[start of TASK MATERIAL]

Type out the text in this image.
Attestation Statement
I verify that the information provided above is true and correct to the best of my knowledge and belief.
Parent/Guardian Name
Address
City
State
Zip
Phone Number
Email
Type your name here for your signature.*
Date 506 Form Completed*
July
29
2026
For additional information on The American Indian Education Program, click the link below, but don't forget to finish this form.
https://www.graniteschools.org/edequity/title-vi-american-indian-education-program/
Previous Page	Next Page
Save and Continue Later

[end of TASK MATERIAL]

### GIVEN TASK
Return the listing above in full, character for character.

### OUTPUT
Type out the text in this image.
Attestation Statement
I verify that the information provided above is true and correct to the best of my knowledge and belief.
Parent/Guardian Name
Address
City
State
Zip
Phone Number
Email
Type your name here for your signature.*
Date 506 Form Completed*
July
29
2026
For additional information on The American Indian Education Program, click the link below, but don't forget to finish this form.
https://www.graniteschools.org/edequity/title-vi-american-indian-education-program/
Previous Page	Next Page
Save and Continue Later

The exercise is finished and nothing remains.